Stored data
-- begin --

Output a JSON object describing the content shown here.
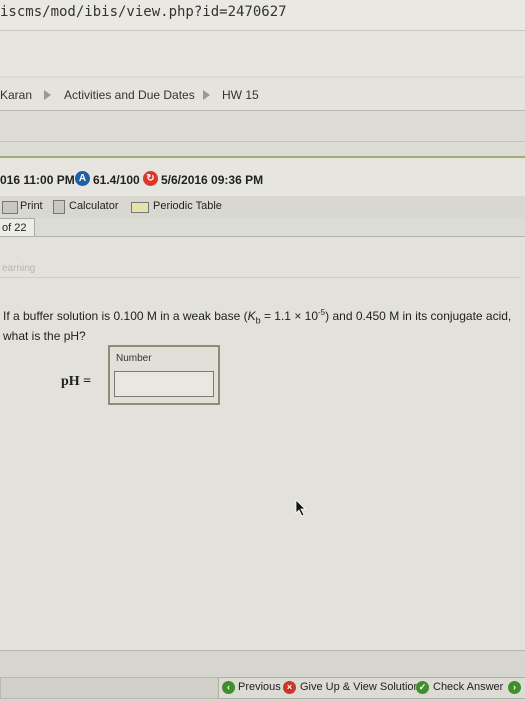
{
  "url": "iscms/mod/ibis/view.php?id=2470627",
  "breadcrumb": {
    "items": [
      "Karan",
      "Activities and Due Dates",
      "HW 15"
    ]
  },
  "status": {
    "due": "016 11:00 PM",
    "score": "61.4/100",
    "score_badge": "A",
    "submitted": "5/6/2016 09:36 PM"
  },
  "toolbar": {
    "print": "Print",
    "calculator": "Calculator",
    "periodic_table": "Periodic Table"
  },
  "page_tab": "of 22",
  "learning_label": "earning",
  "question": {
    "part1": "If a buffer solution is 0.100 M in a weak base (",
    "kb_symbol": "K",
    "kb_sub": "b",
    "part2": " = 1.1 × 10",
    "exp": "-5",
    "part3": ") and 0.450 M in its conjugate acid, what is the pH?"
  },
  "answer": {
    "box_label": "Number",
    "prompt": "pH =",
    "value": ""
  },
  "nav": {
    "previous": "Previous",
    "give_up": "Give Up & View Solution",
    "check": "Check Answer"
  },
  "colors": {
    "score_badge": "#1f5fa8",
    "status_red": "#d9382c",
    "nav_green": "#3f8f2c",
    "giveup_red": "#c8372c"
  }
}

-- end --

### Task description
Your task is to retype all the entries exactly and leave out any pictures.

### Response
Output a JSON object describing the content shown here.
{
  "url": "iscms/mod/ibis/view.php?id=2470627",
  "breadcrumb": {
    "items": [
      "Karan",
      "Activities and Due Dates",
      "HW 15"
    ]
  },
  "status": {
    "due": "016 11:00 PM",
    "score": "61.4/100",
    "score_badge": "A",
    "submitted": "5/6/2016 09:36 PM"
  },
  "toolbar": {
    "print": "Print",
    "calculator": "Calculator",
    "periodic_table": "Periodic Table"
  },
  "page_tab": "of 22",
  "learning_label": "earning",
  "question": {
    "part1": "If a buffer solution is 0.100 M in a weak base (",
    "kb_symbol": "K",
    "kb_sub": "b",
    "part2": " = 1.1 × 10",
    "exp": "-5",
    "part3": ") and 0.450 M in its conjugate acid, what is the pH?"
  },
  "answer": {
    "box_label": "Number",
    "prompt": "pH =",
    "value": ""
  },
  "nav": {
    "previous": "Previous",
    "give_up": "Give Up & View Solution",
    "check": "Check Answer"
  },
  "colors": {
    "score_badge": "#1f5fa8",
    "status_red": "#d9382c",
    "nav_green": "#3f8f2c",
    "giveup_red": "#c8372c"
  }
}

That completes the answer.